> [Job]:
Could you repeat every line word for word, starting with the very first and ending with the one containing "- y-tick-label: 150: [53, 122, 69, 146]", with both of those included?

> [Provided data]:

◇ ◇ ◇

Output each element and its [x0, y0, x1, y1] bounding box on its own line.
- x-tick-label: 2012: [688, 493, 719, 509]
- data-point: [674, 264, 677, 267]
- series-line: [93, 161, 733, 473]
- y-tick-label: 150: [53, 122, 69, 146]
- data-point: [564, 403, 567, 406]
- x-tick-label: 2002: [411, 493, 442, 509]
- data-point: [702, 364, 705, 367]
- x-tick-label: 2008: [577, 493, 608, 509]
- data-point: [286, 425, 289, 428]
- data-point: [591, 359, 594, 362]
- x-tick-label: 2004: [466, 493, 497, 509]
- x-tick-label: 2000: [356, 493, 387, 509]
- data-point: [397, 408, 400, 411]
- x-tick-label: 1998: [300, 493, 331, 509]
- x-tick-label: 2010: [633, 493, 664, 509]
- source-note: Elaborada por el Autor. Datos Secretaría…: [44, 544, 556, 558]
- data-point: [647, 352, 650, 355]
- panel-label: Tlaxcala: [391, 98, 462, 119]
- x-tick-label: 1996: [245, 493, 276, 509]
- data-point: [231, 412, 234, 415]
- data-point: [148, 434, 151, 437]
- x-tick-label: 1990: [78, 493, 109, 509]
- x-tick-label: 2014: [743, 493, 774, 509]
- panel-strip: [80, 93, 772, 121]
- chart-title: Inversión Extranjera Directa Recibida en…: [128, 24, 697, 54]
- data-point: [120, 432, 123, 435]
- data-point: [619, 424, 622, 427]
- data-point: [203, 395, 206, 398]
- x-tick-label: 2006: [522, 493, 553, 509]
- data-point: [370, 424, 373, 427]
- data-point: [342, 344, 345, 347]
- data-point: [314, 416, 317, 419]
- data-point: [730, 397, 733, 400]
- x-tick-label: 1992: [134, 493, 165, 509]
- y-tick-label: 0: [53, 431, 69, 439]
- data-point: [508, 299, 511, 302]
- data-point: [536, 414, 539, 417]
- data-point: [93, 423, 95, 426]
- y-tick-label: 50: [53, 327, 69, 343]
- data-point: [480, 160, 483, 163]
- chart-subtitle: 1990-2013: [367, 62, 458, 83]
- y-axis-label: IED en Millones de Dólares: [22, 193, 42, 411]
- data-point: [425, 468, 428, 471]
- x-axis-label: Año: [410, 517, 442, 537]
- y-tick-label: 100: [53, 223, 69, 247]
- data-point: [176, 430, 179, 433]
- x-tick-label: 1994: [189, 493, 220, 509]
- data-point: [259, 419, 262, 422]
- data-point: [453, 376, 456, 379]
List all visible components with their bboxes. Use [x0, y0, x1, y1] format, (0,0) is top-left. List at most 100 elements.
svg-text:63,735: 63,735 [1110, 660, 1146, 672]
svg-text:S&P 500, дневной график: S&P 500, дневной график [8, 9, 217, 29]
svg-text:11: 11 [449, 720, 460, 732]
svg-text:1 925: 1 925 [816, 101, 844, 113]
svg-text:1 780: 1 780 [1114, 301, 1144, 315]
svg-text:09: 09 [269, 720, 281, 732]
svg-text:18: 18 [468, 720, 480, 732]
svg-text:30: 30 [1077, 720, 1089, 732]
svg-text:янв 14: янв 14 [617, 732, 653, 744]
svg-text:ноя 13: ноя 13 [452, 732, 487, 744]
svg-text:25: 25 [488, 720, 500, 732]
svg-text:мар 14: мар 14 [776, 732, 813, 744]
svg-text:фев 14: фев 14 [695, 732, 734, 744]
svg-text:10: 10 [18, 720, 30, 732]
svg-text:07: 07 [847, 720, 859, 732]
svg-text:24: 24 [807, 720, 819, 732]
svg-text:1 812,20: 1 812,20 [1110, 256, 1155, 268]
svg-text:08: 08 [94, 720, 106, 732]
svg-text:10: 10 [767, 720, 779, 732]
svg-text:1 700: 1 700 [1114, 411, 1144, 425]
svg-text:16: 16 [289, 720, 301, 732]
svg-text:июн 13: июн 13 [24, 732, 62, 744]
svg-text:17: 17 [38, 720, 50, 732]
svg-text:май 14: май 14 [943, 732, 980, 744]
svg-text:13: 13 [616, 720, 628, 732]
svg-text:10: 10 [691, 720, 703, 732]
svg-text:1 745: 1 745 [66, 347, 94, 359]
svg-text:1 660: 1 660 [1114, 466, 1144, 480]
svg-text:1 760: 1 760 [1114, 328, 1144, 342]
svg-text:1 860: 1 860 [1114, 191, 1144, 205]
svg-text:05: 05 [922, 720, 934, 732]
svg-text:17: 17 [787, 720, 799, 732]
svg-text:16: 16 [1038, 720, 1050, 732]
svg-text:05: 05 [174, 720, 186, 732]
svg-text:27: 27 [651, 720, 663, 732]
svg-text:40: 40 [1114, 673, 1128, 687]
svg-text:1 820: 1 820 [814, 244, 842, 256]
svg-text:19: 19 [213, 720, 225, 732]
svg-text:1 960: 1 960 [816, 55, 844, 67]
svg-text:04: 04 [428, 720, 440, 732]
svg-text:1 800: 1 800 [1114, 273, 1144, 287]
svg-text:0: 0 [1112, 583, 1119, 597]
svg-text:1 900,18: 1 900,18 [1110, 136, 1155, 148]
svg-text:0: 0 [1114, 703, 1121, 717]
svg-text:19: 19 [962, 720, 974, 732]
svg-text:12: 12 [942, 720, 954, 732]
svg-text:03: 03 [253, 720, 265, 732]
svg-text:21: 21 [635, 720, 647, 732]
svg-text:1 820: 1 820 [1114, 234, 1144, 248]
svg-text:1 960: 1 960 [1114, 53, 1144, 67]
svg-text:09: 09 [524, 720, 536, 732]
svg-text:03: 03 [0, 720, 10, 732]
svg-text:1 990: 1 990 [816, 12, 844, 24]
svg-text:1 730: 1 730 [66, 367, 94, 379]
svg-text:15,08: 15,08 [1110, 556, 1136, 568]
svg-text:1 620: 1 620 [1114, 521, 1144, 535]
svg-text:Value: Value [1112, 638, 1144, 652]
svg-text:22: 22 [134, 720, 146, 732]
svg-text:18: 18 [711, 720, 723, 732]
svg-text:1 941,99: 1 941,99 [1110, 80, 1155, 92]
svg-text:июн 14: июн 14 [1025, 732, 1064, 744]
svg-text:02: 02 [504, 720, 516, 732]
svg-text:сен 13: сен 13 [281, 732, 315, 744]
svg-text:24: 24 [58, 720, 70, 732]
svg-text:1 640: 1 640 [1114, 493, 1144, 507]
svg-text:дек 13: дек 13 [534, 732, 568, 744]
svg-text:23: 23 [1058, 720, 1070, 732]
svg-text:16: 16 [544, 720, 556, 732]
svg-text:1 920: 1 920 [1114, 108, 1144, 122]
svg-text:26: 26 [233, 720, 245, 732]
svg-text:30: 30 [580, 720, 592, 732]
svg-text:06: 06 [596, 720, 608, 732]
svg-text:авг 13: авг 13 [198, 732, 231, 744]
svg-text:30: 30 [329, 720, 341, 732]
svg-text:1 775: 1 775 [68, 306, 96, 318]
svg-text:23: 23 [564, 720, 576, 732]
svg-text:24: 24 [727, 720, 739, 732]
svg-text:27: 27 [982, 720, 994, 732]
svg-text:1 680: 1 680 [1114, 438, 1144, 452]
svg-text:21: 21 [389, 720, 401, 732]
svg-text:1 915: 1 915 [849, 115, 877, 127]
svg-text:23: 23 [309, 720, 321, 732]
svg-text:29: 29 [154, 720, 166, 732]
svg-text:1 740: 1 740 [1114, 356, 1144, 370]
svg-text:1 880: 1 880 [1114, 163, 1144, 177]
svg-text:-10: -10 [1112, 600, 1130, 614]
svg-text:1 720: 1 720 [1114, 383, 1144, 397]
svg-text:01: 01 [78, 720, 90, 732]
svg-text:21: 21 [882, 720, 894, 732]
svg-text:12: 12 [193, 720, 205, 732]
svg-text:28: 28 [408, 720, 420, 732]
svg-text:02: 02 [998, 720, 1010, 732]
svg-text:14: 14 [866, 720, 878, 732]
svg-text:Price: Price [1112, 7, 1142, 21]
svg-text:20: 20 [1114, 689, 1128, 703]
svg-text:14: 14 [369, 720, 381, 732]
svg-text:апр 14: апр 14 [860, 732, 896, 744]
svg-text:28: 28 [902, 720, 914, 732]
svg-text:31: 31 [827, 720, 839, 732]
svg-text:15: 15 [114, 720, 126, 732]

◇ ◇ ◇

> [Exercise solution]:
Output each element and its [x0, y0, x1, y1] bounding box on its own line.
- x-tick-label: 2012: [688, 493, 719, 509]
- data-point: [674, 264, 677, 267]
- series-line: [93, 161, 733, 473]
- y-tick-label: 150: [53, 122, 69, 146]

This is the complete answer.